── Material ──
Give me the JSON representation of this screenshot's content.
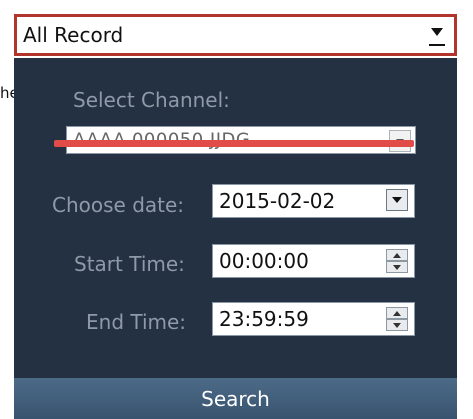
{
  "record_type": {
    "selected": "All Record"
  },
  "stray_text": "he",
  "channel": {
    "label": "Select Channel:",
    "value": "AAAA 000050 JJDG"
  },
  "date": {
    "label": "Choose date:",
    "value": "2015-02-02"
  },
  "start_time": {
    "label": "Start Time:",
    "value": "00:00:00"
  },
  "end_time": {
    "label": "End Time:",
    "value": "23:59:59"
  },
  "search": {
    "label": "Search"
  },
  "colors": {
    "panel_bg": "#233142",
    "label_text": "#8e9aa8",
    "select_border": "#b1352d",
    "redaction": "#e24c48",
    "search_bar": "#42607d"
  }
}
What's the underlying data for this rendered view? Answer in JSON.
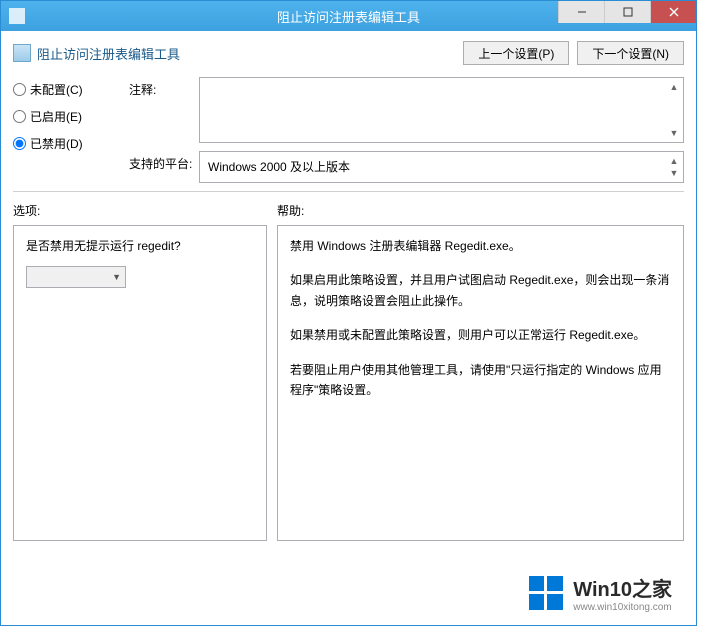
{
  "window": {
    "title": "阻止访问注册表编辑工具"
  },
  "header": {
    "subtitle": "阻止访问注册表编辑工具",
    "prev_btn": "上一个设置(P)",
    "next_btn": "下一个设置(N)"
  },
  "radios": {
    "not_configured": "未配置(C)",
    "enabled": "已启用(E)",
    "disabled": "已禁用(D)"
  },
  "fields": {
    "comment_label": "注释:",
    "platform_label": "支持的平台:",
    "platform_value": "Windows 2000 及以上版本"
  },
  "sections": {
    "options_label": "选项:",
    "help_label": "帮助:"
  },
  "options_panel": {
    "question": "是否禁用无提示运行 regedit?"
  },
  "help_panel": {
    "p1": "禁用 Windows 注册表编辑器 Regedit.exe。",
    "p2": "如果启用此策略设置，并且用户试图启动 Regedit.exe，则会出现一条消息，说明策略设置会阻止此操作。",
    "p3": "如果禁用或未配置此策略设置，则用户可以正常运行 Regedit.exe。",
    "p4": "若要阻止用户使用其他管理工具，请使用\"只运行指定的 Windows 应用程序\"策略设置。"
  },
  "watermark": {
    "main": "Win10之家",
    "sub": "www.win10xitong.com"
  }
}
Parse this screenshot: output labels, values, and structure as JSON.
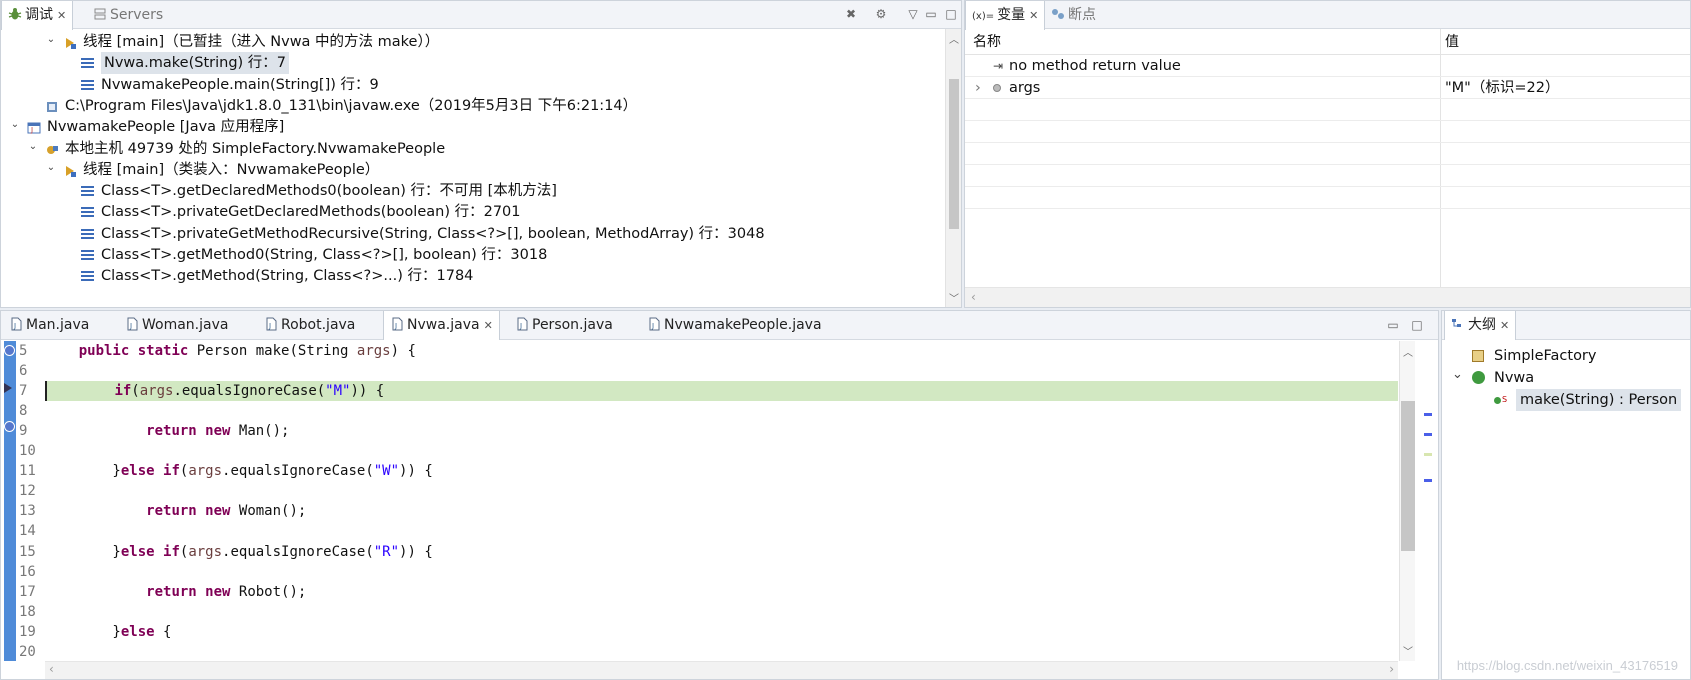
{
  "debug_view": {
    "tabs": [
      {
        "label": "调试",
        "active": true
      },
      {
        "label": "Servers",
        "active": false
      }
    ],
    "tree": [
      {
        "level": 2,
        "expanded": true,
        "icon": "thread-suspended-icon",
        "text": "线程 [main]（已暂挂（进入 Nvwa 中的方法 make））"
      },
      {
        "level": 3,
        "icon": "stack-frame-icon",
        "text": "Nvwa.make(String) 行：7",
        "selected": true
      },
      {
        "level": 3,
        "icon": "stack-frame-icon",
        "text": "NvwamakePeople.main(String[]) 行：9"
      },
      {
        "level": 1,
        "icon": "process-icon",
        "text": "C:\\Program Files\\Java\\jdk1.8.0_131\\bin\\javaw.exe（2019年5月3日 下午6:21:14）"
      },
      {
        "level": 0,
        "expanded": true,
        "icon": "java-app-icon",
        "text": "NvwamakePeople [Java 应用程序]"
      },
      {
        "level": 1,
        "expanded": true,
        "icon": "debug-target-icon",
        "text": "本地主机 49739 处的 SimpleFactory.NvwamakePeople"
      },
      {
        "level": 2,
        "expanded": true,
        "icon": "thread-suspended-icon",
        "text": "线程 [main]（类装入：NvwamakePeople）"
      },
      {
        "level": 3,
        "icon": "stack-frame-icon",
        "text": "Class<T>.getDeclaredMethods0(boolean) 行：不可用 [本机方法]"
      },
      {
        "level": 3,
        "icon": "stack-frame-icon",
        "text": "Class<T>.privateGetDeclaredMethods(boolean) 行：2701"
      },
      {
        "level": 3,
        "icon": "stack-frame-icon",
        "text": "Class<T>.privateGetMethodRecursive(String, Class<?>[], boolean, MethodArray) 行：3048"
      },
      {
        "level": 3,
        "icon": "stack-frame-icon",
        "text": "Class<T>.getMethod0(String, Class<?>[], boolean) 行：3018"
      },
      {
        "level": 3,
        "icon": "stack-frame-icon",
        "text": "Class<T>.getMethod(String, Class<?>...) 行：1784"
      }
    ]
  },
  "variables_view": {
    "tabs": [
      {
        "label": "变量",
        "active": true
      },
      {
        "label": "断点",
        "active": false
      }
    ],
    "col_name": "名称",
    "col_value": "值",
    "rows": [
      {
        "name": "no method return value",
        "value": "",
        "icon": "return-icon",
        "expandable": false
      },
      {
        "name": "args",
        "value": "\"M\"（标识=22）",
        "icon": "local-var-icon",
        "expandable": true
      }
    ]
  },
  "editor": {
    "tabs": [
      {
        "label": "Man.java",
        "active": false
      },
      {
        "label": "Woman.java",
        "active": false
      },
      {
        "label": "Robot.java",
        "active": false
      },
      {
        "label": "Nvwa.java",
        "active": true
      },
      {
        "label": "Person.java",
        "active": false
      },
      {
        "label": "NvwamakePeople.java",
        "active": false
      }
    ],
    "current_line": 7,
    "lines": [
      {
        "n": "5",
        "tokens": [
          [
            "    ",
            ""
          ],
          [
            "public",
            "kw"
          ],
          [
            " ",
            ""
          ],
          [
            "static",
            "kw"
          ],
          [
            " Person make(String ",
            ""
          ],
          [
            "args",
            "var"
          ],
          [
            ") {",
            ""
          ]
        ]
      },
      {
        "n": "6",
        "tokens": []
      },
      {
        "n": "7",
        "tokens": [
          [
            "        ",
            ""
          ],
          [
            "if",
            "kw"
          ],
          [
            "(",
            ""
          ],
          [
            "args",
            "var"
          ],
          [
            ".equalsIgnoreCase(",
            ""
          ],
          [
            "\"M\"",
            "str"
          ],
          [
            ")) {",
            ""
          ]
        ]
      },
      {
        "n": "8",
        "tokens": []
      },
      {
        "n": "9",
        "tokens": [
          [
            "            ",
            ""
          ],
          [
            "return",
            "kw"
          ],
          [
            " ",
            ""
          ],
          [
            "new",
            "kw"
          ],
          [
            " Man();",
            ""
          ]
        ]
      },
      {
        "n": "10",
        "tokens": []
      },
      {
        "n": "11",
        "tokens": [
          [
            "        }",
            ""
          ],
          [
            "else",
            "kw"
          ],
          [
            " ",
            ""
          ],
          [
            "if",
            "kw"
          ],
          [
            "(",
            ""
          ],
          [
            "args",
            "var"
          ],
          [
            ".equalsIgnoreCase(",
            ""
          ],
          [
            "\"W\"",
            "str"
          ],
          [
            ")) {",
            ""
          ]
        ]
      },
      {
        "n": "12",
        "tokens": []
      },
      {
        "n": "13",
        "tokens": [
          [
            "            ",
            ""
          ],
          [
            "return",
            "kw"
          ],
          [
            " ",
            ""
          ],
          [
            "new",
            "kw"
          ],
          [
            " Woman();",
            ""
          ]
        ]
      },
      {
        "n": "14",
        "tokens": []
      },
      {
        "n": "15",
        "tokens": [
          [
            "        }",
            ""
          ],
          [
            "else",
            "kw"
          ],
          [
            " ",
            ""
          ],
          [
            "if",
            "kw"
          ],
          [
            "(",
            ""
          ],
          [
            "args",
            "var"
          ],
          [
            ".equalsIgnoreCase(",
            ""
          ],
          [
            "\"R\"",
            "str"
          ],
          [
            ")) {",
            ""
          ]
        ]
      },
      {
        "n": "16",
        "tokens": []
      },
      {
        "n": "17",
        "tokens": [
          [
            "            ",
            ""
          ],
          [
            "return",
            "kw"
          ],
          [
            " ",
            ""
          ],
          [
            "new",
            "kw"
          ],
          [
            " Robot();",
            ""
          ]
        ]
      },
      {
        "n": "18",
        "tokens": []
      },
      {
        "n": "19",
        "tokens": [
          [
            "        }",
            ""
          ],
          [
            "else",
            "kw"
          ],
          [
            " {",
            ""
          ]
        ]
      },
      {
        "n": "20",
        "tokens": []
      }
    ]
  },
  "outline_view": {
    "tab_label": "大纲",
    "items": [
      {
        "label": "SimpleFactory",
        "icon": "package-icon",
        "level": 0
      },
      {
        "label": "Nvwa",
        "icon": "class-icon",
        "level": 0,
        "expanded": true
      },
      {
        "label": "make(String) : Person",
        "icon": "static-method-icon",
        "level": 1,
        "selected": true
      }
    ]
  },
  "watermark": "https://blog.csdn.net/weixin_43176519",
  "colors": {
    "keyword": "#7f0055",
    "string": "#2a00ff",
    "local_var": "#6a3e3e",
    "current_line_highlight": "#d2e8c2",
    "selection": "#dde3ea"
  }
}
───
*Work to complete:* Looking at the records above, work out how many lines include the string "NvwamakePeople". Give the number and nothing else.

*Output of the task:* 5